## begin Exercise input
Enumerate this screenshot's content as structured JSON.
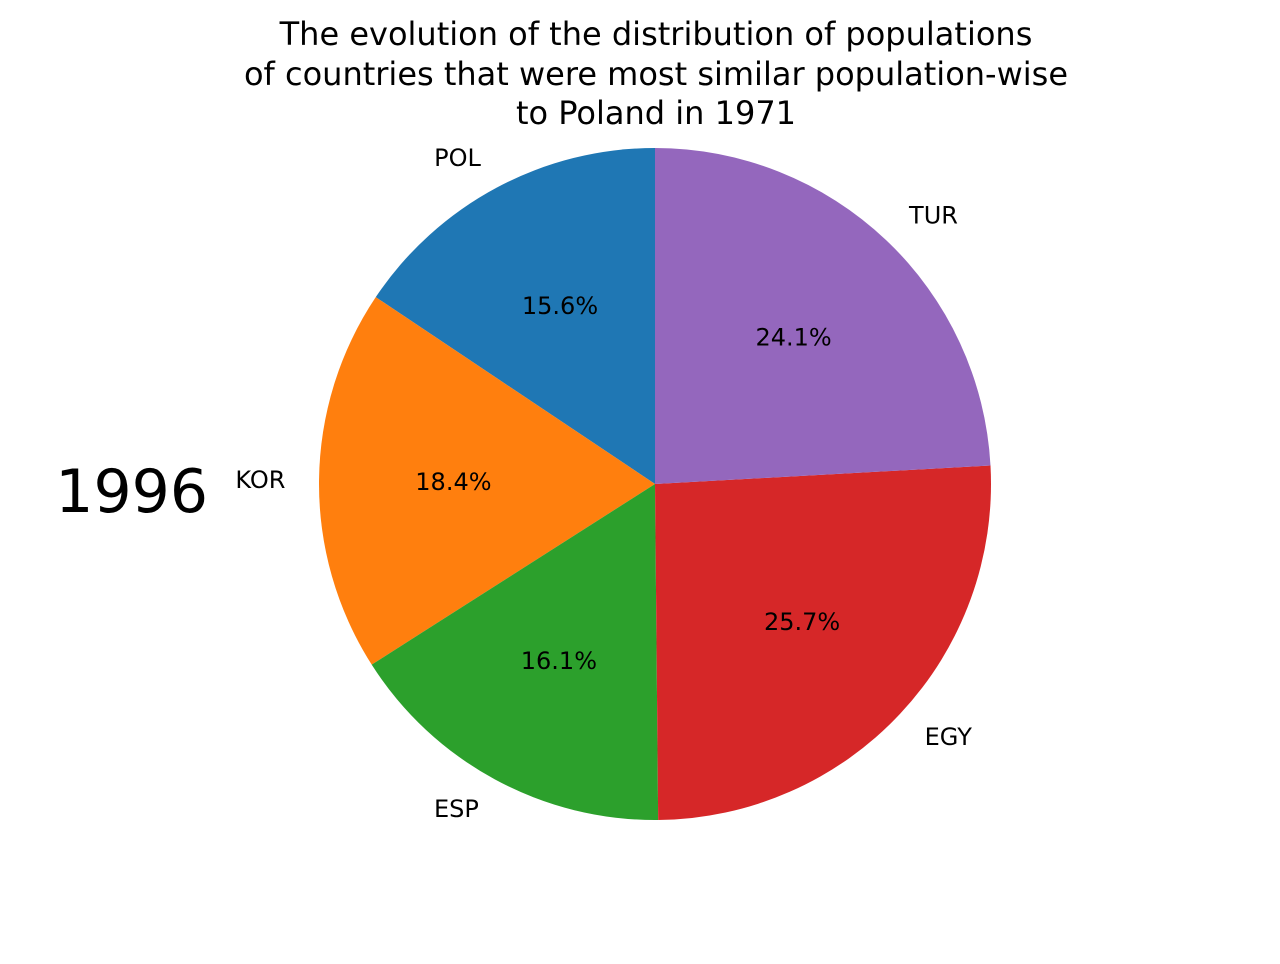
{
  "chart_data": {
    "type": "pie",
    "title": [
      "The evolution of the distribution of populations",
      "of countries that were most similar population-wise",
      "to Poland in 1971"
    ],
    "side_label": "1996",
    "start_angle_deg": 90,
    "direction": "counterclockwise",
    "slices": [
      {
        "label": "POL",
        "value": 15.6,
        "pct_text": "15.6%",
        "color": "#1f77b4"
      },
      {
        "label": "KOR",
        "value": 18.4,
        "pct_text": "18.4%",
        "color": "#ff7f0e"
      },
      {
        "label": "ESP",
        "value": 16.1,
        "pct_text": "16.1%",
        "color": "#2ca02c"
      },
      {
        "label": "EGY",
        "value": 25.7,
        "pct_text": "25.7%",
        "color": "#d62728"
      },
      {
        "label": "TUR",
        "value": 24.1,
        "pct_text": "24.1%",
        "color": "#9467bd"
      }
    ]
  }
}
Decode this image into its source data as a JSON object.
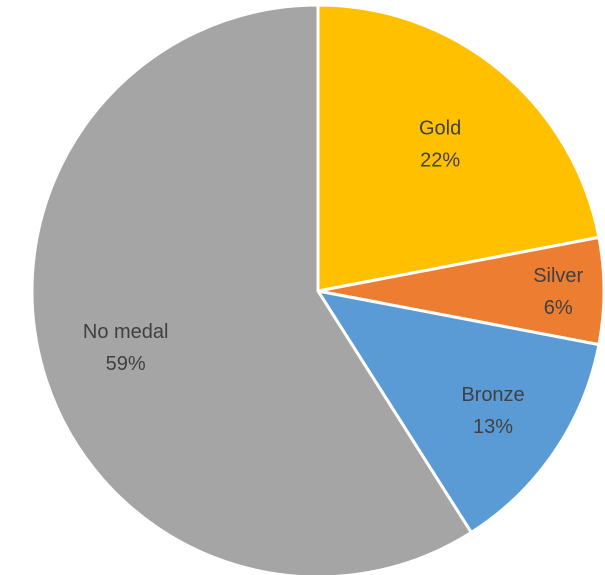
{
  "chart_data": {
    "type": "pie",
    "title": "",
    "start_angle_deg": 0,
    "direction": "clockwise",
    "legend": "none",
    "data_labels": "category-and-percent",
    "slices": [
      {
        "label": "Gold",
        "value": 22,
        "display": "22%",
        "color": "#FFC000"
      },
      {
        "label": "Silver",
        "value": 6,
        "display": "6%",
        "color": "#ED7D31"
      },
      {
        "label": "Bronze",
        "value": 13,
        "display": "13%",
        "color": "#5B9BD5"
      },
      {
        "label": "No medal",
        "value": 59,
        "display": "59%",
        "color": "#A5A5A5"
      }
    ]
  }
}
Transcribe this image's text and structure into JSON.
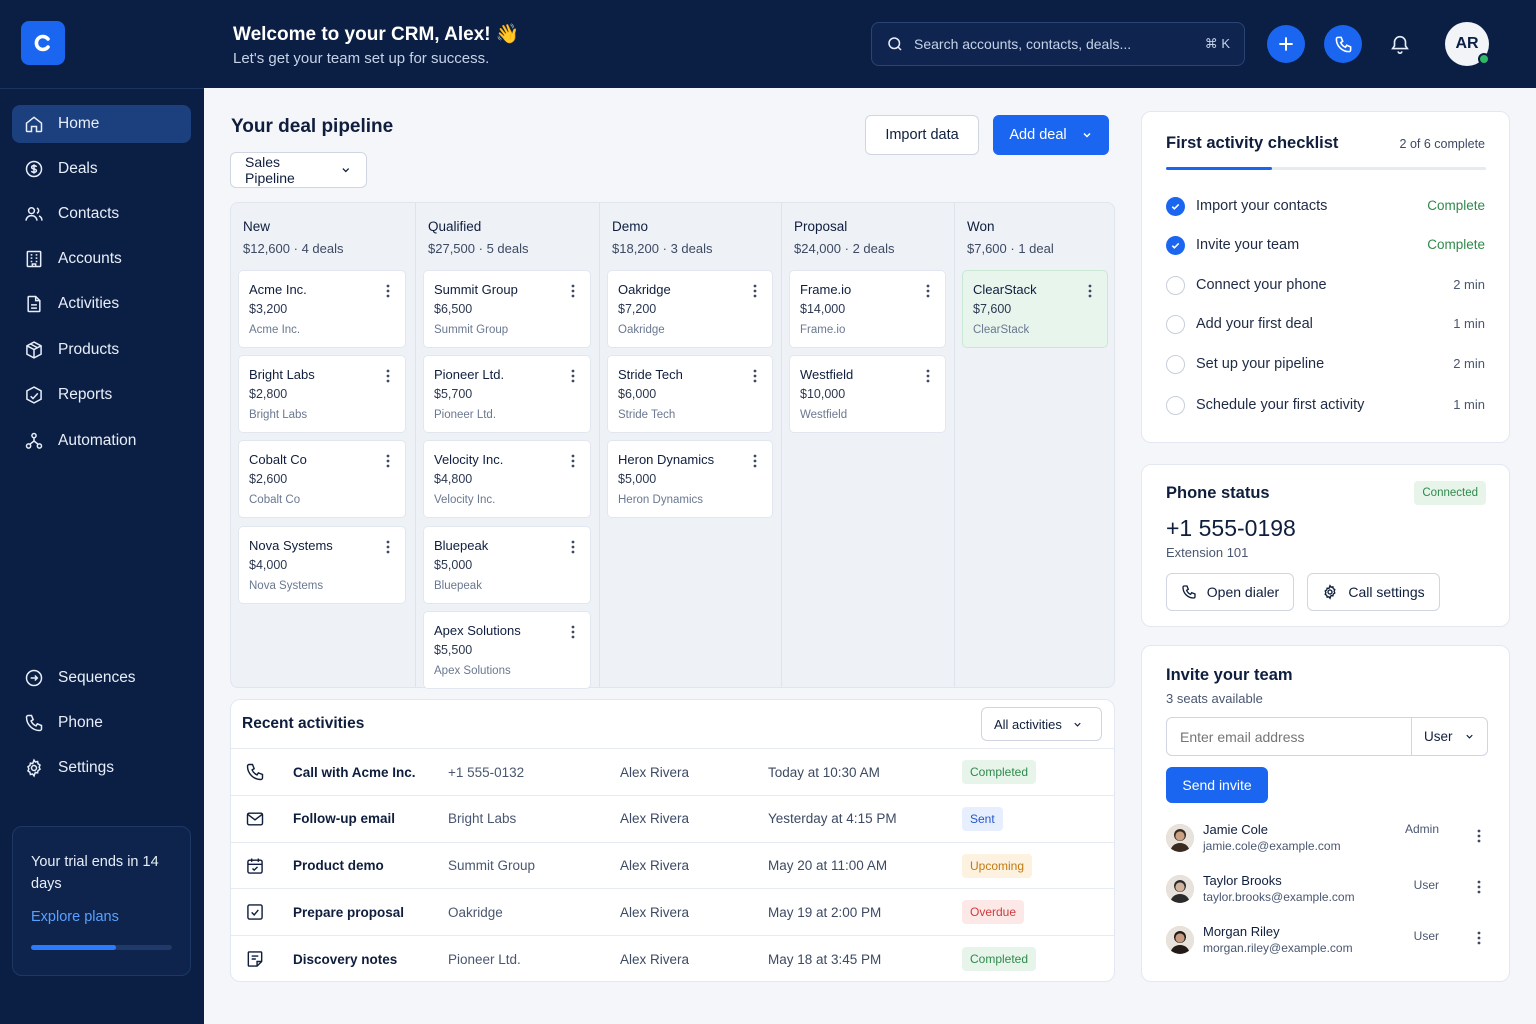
{
  "header": {
    "welcome": "Welcome to your CRM, Alex! 👋",
    "subtitle": "Let's get your team set up for success.",
    "search_placeholder": "Search accounts, contacts, deals...",
    "search_shortcut": "⌘ K",
    "avatar_initials": "AR",
    "accent": "#1a66f0"
  },
  "sidebar": {
    "items": [
      {
        "label": "Home",
        "icon": "home-icon"
      },
      {
        "label": "Deals",
        "icon": "dollar-icon"
      },
      {
        "label": "Contacts",
        "icon": "users-icon"
      },
      {
        "label": "Accounts",
        "icon": "building-icon"
      },
      {
        "label": "Activities",
        "icon": "document-icon"
      },
      {
        "label": "Products",
        "icon": "box-icon"
      },
      {
        "label": "Reports",
        "icon": "chart-icon"
      },
      {
        "label": "Automation",
        "icon": "automation-icon"
      }
    ],
    "bottom_items": [
      {
        "label": "Sequences",
        "icon": "sequence-icon"
      },
      {
        "label": "Phone",
        "icon": "phone-icon"
      },
      {
        "label": "Settings",
        "icon": "gear-icon"
      }
    ],
    "trial": {
      "text": "Your trial ends in 14 days",
      "link": "Explore plans",
      "progress": 0.6
    }
  },
  "pipeline": {
    "title": "Your deal pipeline",
    "import_label": "Import data",
    "add_label": "Add deal",
    "selected": "Sales Pipeline",
    "columns": [
      {
        "name": "New",
        "total": "$12,600",
        "count": "4 deals",
        "cards": [
          {
            "name": "Acme Inc.",
            "amount": "$3,200",
            "company": "Acme Inc."
          },
          {
            "name": "Bright Labs",
            "amount": "$2,800",
            "company": "Bright Labs"
          },
          {
            "name": "Cobalt Co",
            "amount": "$2,600",
            "company": "Cobalt Co"
          },
          {
            "name": "Nova Systems",
            "amount": "$4,000",
            "company": "Nova Systems"
          }
        ]
      },
      {
        "name": "Qualified",
        "total": "$27,500",
        "count": "5 deals",
        "cards": [
          {
            "name": "Summit Group",
            "amount": "$6,500",
            "company": "Summit Group"
          },
          {
            "name": "Pioneer Ltd.",
            "amount": "$5,700",
            "company": "Pioneer Ltd."
          },
          {
            "name": "Velocity Inc.",
            "amount": "$4,800",
            "company": "Velocity Inc."
          },
          {
            "name": "Bluepeak",
            "amount": "$5,000",
            "company": "Bluepeak"
          },
          {
            "name": "Apex Solutions",
            "amount": "$5,500",
            "company": "Apex Solutions"
          }
        ]
      },
      {
        "name": "Demo",
        "total": "$18,200",
        "count": "3 deals",
        "cards": [
          {
            "name": "Oakridge",
            "amount": "$7,200",
            "company": "Oakridge"
          },
          {
            "name": "Stride Tech",
            "amount": "$6,000",
            "company": "Stride Tech"
          },
          {
            "name": "Heron Dynamics",
            "amount": "$5,000",
            "company": "Heron Dynamics"
          }
        ]
      },
      {
        "name": "Proposal",
        "total": "$24,000",
        "count": "2 deals",
        "cards": [
          {
            "name": "Frame.io",
            "amount": "$14,000",
            "company": "Frame.io"
          },
          {
            "name": "Westfield",
            "amount": "$10,000",
            "company": "Westfield"
          }
        ]
      },
      {
        "name": "Won",
        "total": "$7,600",
        "count": "1 deal",
        "cards": [
          {
            "name": "ClearStack",
            "amount": "$7,600",
            "company": "ClearStack"
          }
        ]
      }
    ]
  },
  "activities": {
    "title": "Recent activities",
    "filter": "All activities",
    "rows": [
      {
        "icon": "phone-icon",
        "title": "Call with Acme Inc.",
        "related": "+1 555-0132",
        "owner": "Alex Rivera",
        "when": "Today at 10:30 AM",
        "status": "Completed",
        "status_bg": "#e6f4ea",
        "status_fg": "#2f8a4c"
      },
      {
        "icon": "mail-icon",
        "title": "Follow-up email",
        "related": "Bright Labs",
        "owner": "Alex Rivera",
        "when": "Yesterday at 4:15 PM",
        "status": "Sent",
        "status_bg": "#e7efff",
        "status_fg": "#2357c9"
      },
      {
        "icon": "calendar-icon",
        "title": "Product demo",
        "related": "Summit Group",
        "owner": "Alex Rivera",
        "when": "May 20 at 11:00 AM",
        "status": "Upcoming",
        "status_bg": "#fdf1df",
        "status_fg": "#c27a12"
      },
      {
        "icon": "checkbox-icon",
        "title": "Prepare proposal",
        "related": "Oakridge",
        "owner": "Alex Rivera",
        "when": "May 19 at 2:00 PM",
        "status": "Overdue",
        "status_bg": "#fde8e8",
        "status_fg": "#cf3b3b"
      },
      {
        "icon": "note-icon",
        "title": "Discovery notes",
        "related": "Pioneer Ltd.",
        "owner": "Alex Rivera",
        "when": "May 18 at 3:45 PM",
        "status": "Completed",
        "status_bg": "#e6f4ea",
        "status_fg": "#2f8a4c"
      }
    ]
  },
  "checklist": {
    "title": "First activity checklist",
    "progress_text": "2 of 6 complete",
    "progress": 0.33,
    "items": [
      {
        "label": "Import your contacts",
        "right": "Complete",
        "done": true
      },
      {
        "label": "Invite your team",
        "right": "Complete",
        "done": true
      },
      {
        "label": "Connect your phone",
        "right": "2 min",
        "done": false
      },
      {
        "label": "Add your first deal",
        "right": "1 min",
        "done": false
      },
      {
        "label": "Set up your pipeline",
        "right": "2 min",
        "done": false
      },
      {
        "label": "Schedule your first activity",
        "right": "1 min",
        "done": false
      }
    ]
  },
  "phone": {
    "title": "Phone status",
    "status": "Connected",
    "number": "+1 555-0198",
    "extension": "Extension 101",
    "open_dialer": "Open dialer",
    "call_settings": "Call settings"
  },
  "invite": {
    "title": "Invite your team",
    "seats": "3 seats available",
    "email_placeholder": "Enter email address",
    "role": "User",
    "send_label": "Send invite",
    "members": [
      {
        "name": "Jamie Cole",
        "email": "jamie.cole@example.com",
        "role": "Admin"
      },
      {
        "name": "Taylor Brooks",
        "email": "taylor.brooks@example.com",
        "role": "User"
      },
      {
        "name": "Morgan Riley",
        "email": "morgan.riley@example.com",
        "role": "User"
      }
    ]
  }
}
## end Exercise input
To do - Reproduce the material in its entirety and word for word, without the pictures.

Reply -
Enumerate this screenshot's content as structured JSON.
{
  "chart_data": {
    "type": "pie",
    "title": [
      "The evolution of the distribution of populations",
      "of countries that were most similar population-wise",
      "to Poland in 1971"
    ],
    "side_label": "1996",
    "start_angle_deg": 90,
    "direction": "counterclockwise",
    "slices": [
      {
        "label": "POL",
        "value": 15.6,
        "pct_text": "15.6%",
        "color": "#1f77b4"
      },
      {
        "label": "KOR",
        "value": 18.4,
        "pct_text": "18.4%",
        "color": "#ff7f0e"
      },
      {
        "label": "ESP",
        "value": 16.1,
        "pct_text": "16.1%",
        "color": "#2ca02c"
      },
      {
        "label": "EGY",
        "value": 25.7,
        "pct_text": "25.7%",
        "color": "#d62728"
      },
      {
        "label": "TUR",
        "value": 24.1,
        "pct_text": "24.1%",
        "color": "#9467bd"
      }
    ]
  }
}
Decode this image into its source data as a JSON object.
{
  "chart_data": {
    "type": "pie",
    "title": "",
    "start_angle_deg": 0,
    "direction": "clockwise",
    "legend": "none",
    "data_labels": "category-and-percent",
    "slices": [
      {
        "label": "Gold",
        "value": 22,
        "display": "22%",
        "color": "#FFC000"
      },
      {
        "label": "Silver",
        "value": 6,
        "display": "6%",
        "color": "#ED7D31"
      },
      {
        "label": "Bronze",
        "value": 13,
        "display": "13%",
        "color": "#5B9BD5"
      },
      {
        "label": "No medal",
        "value": 59,
        "display": "59%",
        "color": "#A5A5A5"
      }
    ]
  }
}
Transcribe this image's text and structure into JSON.
{
  "header": {
    "welcome": "Welcome to your CRM, Alex! 👋",
    "subtitle": "Let's get your team set up for success.",
    "search_placeholder": "Search accounts, contacts, deals...",
    "search_shortcut": "⌘ K",
    "avatar_initials": "AR",
    "accent": "#1a66f0"
  },
  "sidebar": {
    "items": [
      {
        "label": "Home",
        "icon": "home-icon"
      },
      {
        "label": "Deals",
        "icon": "dollar-icon"
      },
      {
        "label": "Contacts",
        "icon": "users-icon"
      },
      {
        "label": "Accounts",
        "icon": "building-icon"
      },
      {
        "label": "Activities",
        "icon": "document-icon"
      },
      {
        "label": "Products",
        "icon": "box-icon"
      },
      {
        "label": "Reports",
        "icon": "chart-icon"
      },
      {
        "label": "Automation",
        "icon": "automation-icon"
      }
    ],
    "bottom_items": [
      {
        "label": "Sequences",
        "icon": "sequence-icon"
      },
      {
        "label": "Phone",
        "icon": "phone-icon"
      },
      {
        "label": "Settings",
        "icon": "gear-icon"
      }
    ],
    "trial": {
      "text": "Your trial ends in 14 days",
      "link": "Explore plans",
      "progress": 0.6
    }
  },
  "pipeline": {
    "title": "Your deal pipeline",
    "import_label": "Import data",
    "add_label": "Add deal",
    "selected": "Sales Pipeline",
    "columns": [
      {
        "name": "New",
        "total": "$12,600",
        "count": "4 deals",
        "cards": [
          {
            "name": "Acme Inc.",
            "amount": "$3,200",
            "company": "Acme Inc."
          },
          {
            "name": "Bright Labs",
            "amount": "$2,800",
            "company": "Bright Labs"
          },
          {
            "name": "Cobalt Co",
            "amount": "$2,600",
            "company": "Cobalt Co"
          },
          {
            "name": "Nova Systems",
            "amount": "$4,000",
            "company": "Nova Systems"
          }
        ]
      },
      {
        "name": "Qualified",
        "total": "$27,500",
        "count": "5 deals",
        "cards": [
          {
            "name": "Summit Group",
            "amount": "$6,500",
            "company": "Summit Group"
          },
          {
            "name": "Pioneer Ltd.",
            "amount": "$5,700",
            "company": "Pioneer Ltd."
          },
          {
            "name": "Velocity Inc.",
            "amount": "$4,800",
            "company": "Velocity Inc."
          },
          {
            "name": "Bluepeak",
            "amount": "$5,000",
            "company": "Bluepeak"
          },
          {
            "name": "Apex Solutions",
            "amount": "$5,500",
            "company": "Apex Solutions"
          }
        ]
      },
      {
        "name": "Demo",
        "total": "$18,200",
        "count": "3 deals",
        "cards": [
          {
            "name": "Oakridge",
            "amount": "$7,200",
            "company": "Oakridge"
          },
          {
            "name": "Stride Tech",
            "amount": "$6,000",
            "company": "Stride Tech"
          },
          {
            "name": "Heron Dynamics",
            "amount": "$5,000",
            "company": "Heron Dynamics"
          }
        ]
      },
      {
        "name": "Proposal",
        "total": "$24,000",
        "count": "2 deals",
        "cards": [
          {
            "name": "Frame.io",
            "amount": "$14,000",
            "company": "Frame.io"
          },
          {
            "name": "Westfield",
            "amount": "$10,000",
            "company": "Westfield"
          }
        ]
      },
      {
        "name": "Won",
        "total": "$7,600",
        "count": "1 deal",
        "cards": [
          {
            "name": "ClearStack",
            "amount": "$7,600",
            "company": "ClearStack"
          }
        ]
      }
    ]
  },
  "activities": {
    "title": "Recent activities",
    "filter": "All activities",
    "rows": [
      {
        "icon": "phone-icon",
        "title": "Call with Acme Inc.",
        "related": "+1 555-0132",
        "owner": "Alex Rivera",
        "when": "Today at 10:30 AM",
        "status": "Completed",
        "status_bg": "#e6f4ea",
        "status_fg": "#2f8a4c"
      },
      {
        "icon": "mail-icon",
        "title": "Follow-up email",
        "related": "Bright Labs",
        "owner": "Alex Rivera",
        "when": "Yesterday at 4:15 PM",
        "status": "Sent",
        "status_bg": "#e7efff",
        "status_fg": "#2357c9"
      },
      {
        "icon": "calendar-icon",
        "title": "Product demo",
        "related": "Summit Group",
        "owner": "Alex Rivera",
        "when": "May 20 at 11:00 AM",
        "status": "Upcoming",
        "status_bg": "#fdf1df",
        "status_fg": "#c27a12"
      },
      {
        "icon": "checkbox-icon",
        "title": "Prepare proposal",
        "related": "Oakridge",
        "owner": "Alex Rivera",
        "when": "May 19 at 2:00 PM",
        "status": "Overdue",
        "status_bg": "#fde8e8",
        "status_fg": "#cf3b3b"
      },
      {
        "icon": "note-icon",
        "title": "Discovery notes",
        "related": "Pioneer Ltd.",
        "owner": "Alex Rivera",
        "when": "May 18 at 3:45 PM",
        "status": "Completed",
        "status_bg": "#e6f4ea",
        "status_fg": "#2f8a4c"
      }
    ]
  },
  "checklist": {
    "title": "First activity checklist",
    "progress_text": "2 of 6 complete",
    "progress": 0.33,
    "items": [
      {
        "label": "Import your contacts",
        "right": "Complete",
        "done": true
      },
      {
        "label": "Invite your team",
        "right": "Complete",
        "done": true
      },
      {
        "label": "Connect your phone",
        "right": "2 min",
        "done": false
      },
      {
        "label": "Add your first deal",
        "right": "1 min",
        "done": false
      },
      {
        "label": "Set up your pipeline",
        "right": "2 min",
        "done": false
      },
      {
        "label": "Schedule your first activity",
        "right": "1 min",
        "done": false
      }
    ]
  },
  "phone": {
    "title": "Phone status",
    "status": "Connected",
    "number": "+1 555-0198",
    "extension": "Extension 101",
    "open_dialer": "Open dialer",
    "call_settings": "Call settings"
  },
  "invite": {
    "title": "Invite your team",
    "seats": "3 seats available",
    "email_placeholder": "Enter email address",
    "role": "User",
    "send_label": "Send invite",
    "members": [
      {
        "name": "Jamie Cole",
        "email": "jamie.cole@example.com",
        "role": "Admin"
      },
      {
        "name": "Taylor Brooks",
        "email": "taylor.brooks@example.com",
        "role": "User"
      },
      {
        "name": "Morgan Riley",
        "email": "morgan.riley@example.com",
        "role": "User"
      }
    ]
  }
}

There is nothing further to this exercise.